* [Task statement]:
Every line that holds the string "this" is to be identified and copied.

Excerpts from a figure dataset:
»»

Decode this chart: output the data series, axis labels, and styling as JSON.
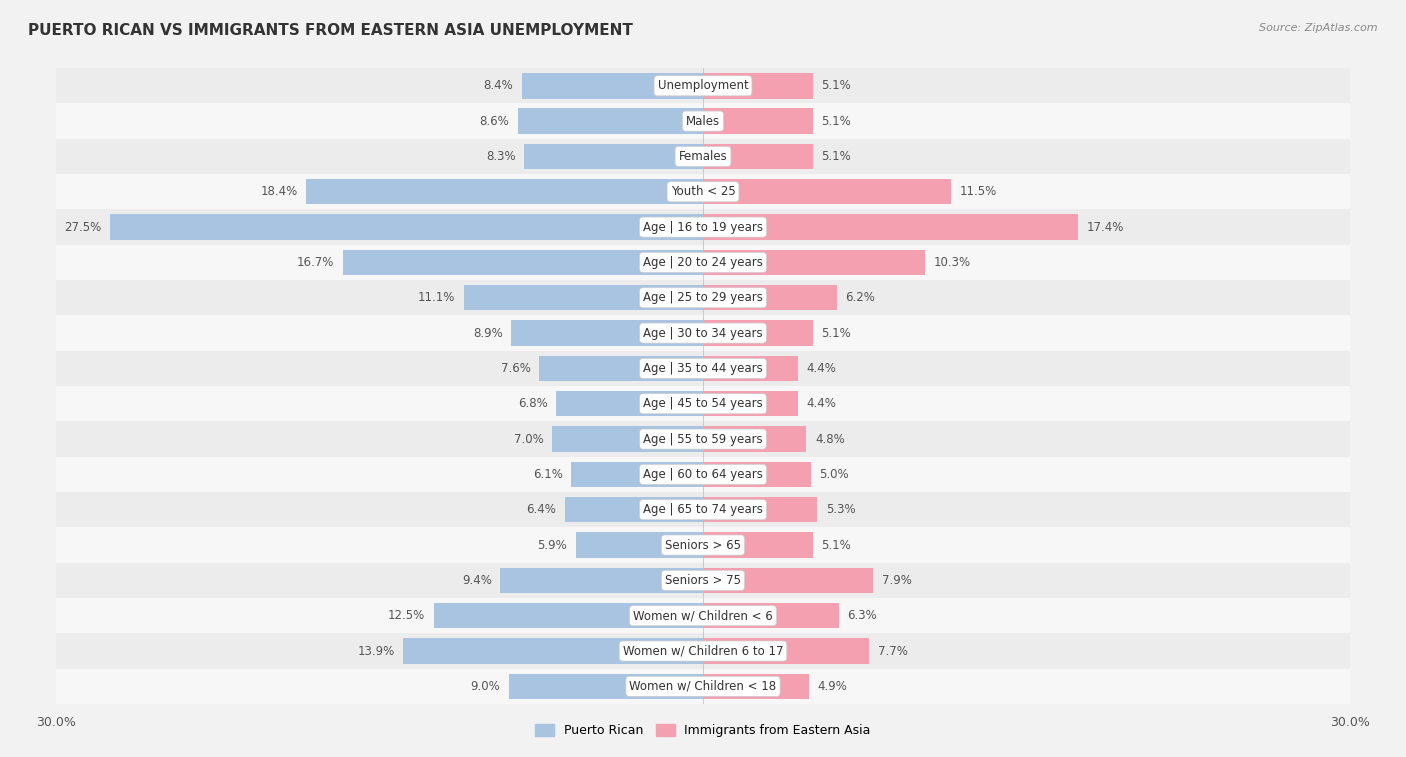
{
  "title": "PUERTO RICAN VS IMMIGRANTS FROM EASTERN ASIA UNEMPLOYMENT",
  "source": "Source: ZipAtlas.com",
  "categories": [
    "Unemployment",
    "Males",
    "Females",
    "Youth < 25",
    "Age | 16 to 19 years",
    "Age | 20 to 24 years",
    "Age | 25 to 29 years",
    "Age | 30 to 34 years",
    "Age | 35 to 44 years",
    "Age | 45 to 54 years",
    "Age | 55 to 59 years",
    "Age | 60 to 64 years",
    "Age | 65 to 74 years",
    "Seniors > 65",
    "Seniors > 75",
    "Women w/ Children < 6",
    "Women w/ Children 6 to 17",
    "Women w/ Children < 18"
  ],
  "puerto_rican": [
    8.4,
    8.6,
    8.3,
    18.4,
    27.5,
    16.7,
    11.1,
    8.9,
    7.6,
    6.8,
    7.0,
    6.1,
    6.4,
    5.9,
    9.4,
    12.5,
    13.9,
    9.0
  ],
  "eastern_asia": [
    5.1,
    5.1,
    5.1,
    11.5,
    17.4,
    10.3,
    6.2,
    5.1,
    4.4,
    4.4,
    4.8,
    5.0,
    5.3,
    5.1,
    7.9,
    6.3,
    7.7,
    4.9
  ],
  "puerto_rican_color": "#a8c4e0",
  "eastern_asia_color": "#f4a0b0",
  "bar_height": 0.72,
  "x_max": 30.0,
  "row_colors": [
    "#ececec",
    "#f7f7f7"
  ],
  "label_color": "#555555",
  "title_color": "#333333",
  "title_fontsize": 11,
  "cat_fontsize": 8.5,
  "val_fontsize": 8.5,
  "legend_labels": [
    "Puerto Rican",
    "Immigrants from Eastern Asia"
  ],
  "bg_color": "#f2f2f2"
}
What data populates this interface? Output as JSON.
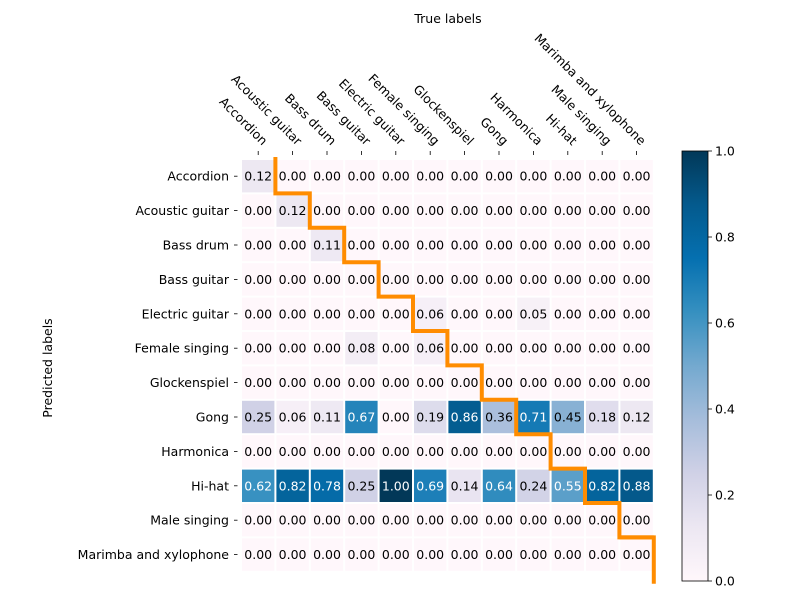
{
  "chart_data": {
    "type": "heatmap",
    "title": "True labels",
    "ylabel": "Predicted labels",
    "xlabel": "",
    "x_categories": [
      "Accordion",
      "Acoustic guitar",
      "Bass drum",
      "Bass guitar",
      "Electric guitar",
      "Female singing",
      "Glockenspiel",
      "Gong",
      "Harmonica",
      "Hi-hat",
      "Male singing",
      "Marimba and xylophone"
    ],
    "y_categories": [
      "Accordion",
      "Acoustic guitar",
      "Bass drum",
      "Bass guitar",
      "Electric guitar",
      "Female singing",
      "Glockenspiel",
      "Gong",
      "Harmonica",
      "Hi-hat",
      "Male singing",
      "Marimba and xylophone"
    ],
    "values": [
      [
        0.12,
        0.0,
        0.0,
        0.0,
        0.0,
        0.0,
        0.0,
        0.0,
        0.0,
        0.0,
        0.0,
        0.0
      ],
      [
        0.0,
        0.12,
        0.0,
        0.0,
        0.0,
        0.0,
        0.0,
        0.0,
        0.0,
        0.0,
        0.0,
        0.0
      ],
      [
        0.0,
        0.0,
        0.11,
        0.0,
        0.0,
        0.0,
        0.0,
        0.0,
        0.0,
        0.0,
        0.0,
        0.0
      ],
      [
        0.0,
        0.0,
        0.0,
        0.0,
        0.0,
        0.0,
        0.0,
        0.0,
        0.0,
        0.0,
        0.0,
        0.0
      ],
      [
        0.0,
        0.0,
        0.0,
        0.0,
        0.0,
        0.06,
        0.0,
        0.0,
        0.05,
        0.0,
        0.0,
        0.0
      ],
      [
        0.0,
        0.0,
        0.0,
        0.08,
        0.0,
        0.06,
        0.0,
        0.0,
        0.0,
        0.0,
        0.0,
        0.0
      ],
      [
        0.0,
        0.0,
        0.0,
        0.0,
        0.0,
        0.0,
        0.0,
        0.0,
        0.0,
        0.0,
        0.0,
        0.0
      ],
      [
        0.25,
        0.06,
        0.11,
        0.67,
        0.0,
        0.19,
        0.86,
        0.36,
        0.71,
        0.45,
        0.18,
        0.12
      ],
      [
        0.0,
        0.0,
        0.0,
        0.0,
        0.0,
        0.0,
        0.0,
        0.0,
        0.0,
        0.0,
        0.0,
        0.0
      ],
      [
        0.62,
        0.82,
        0.78,
        0.25,
        1.0,
        0.69,
        0.14,
        0.64,
        0.24,
        0.55,
        0.82,
        0.88
      ],
      [
        0.0,
        0.0,
        0.0,
        0.0,
        0.0,
        0.0,
        0.0,
        0.0,
        0.0,
        0.0,
        0.0,
        0.0
      ],
      [
        0.0,
        0.0,
        0.0,
        0.0,
        0.0,
        0.0,
        0.0,
        0.0,
        0.0,
        0.0,
        0.0,
        0.0
      ]
    ],
    "value_format": "0.00",
    "colorbar": {
      "range": [
        0.0,
        1.0
      ],
      "ticks": [
        0.0,
        0.2,
        0.4,
        0.6,
        0.8,
        1.0
      ],
      "colormap": "PuBu"
    },
    "annotation_line": {
      "color": "#ff8c00",
      "shape": "staircase along the diagonal"
    },
    "grid": false,
    "cell_border_color": "#ffffff"
  }
}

««

* [Answer in full]:
Decode this chart: output the data series, axis labels, and styling as JSON.
What data populates this interface? Output as JSON.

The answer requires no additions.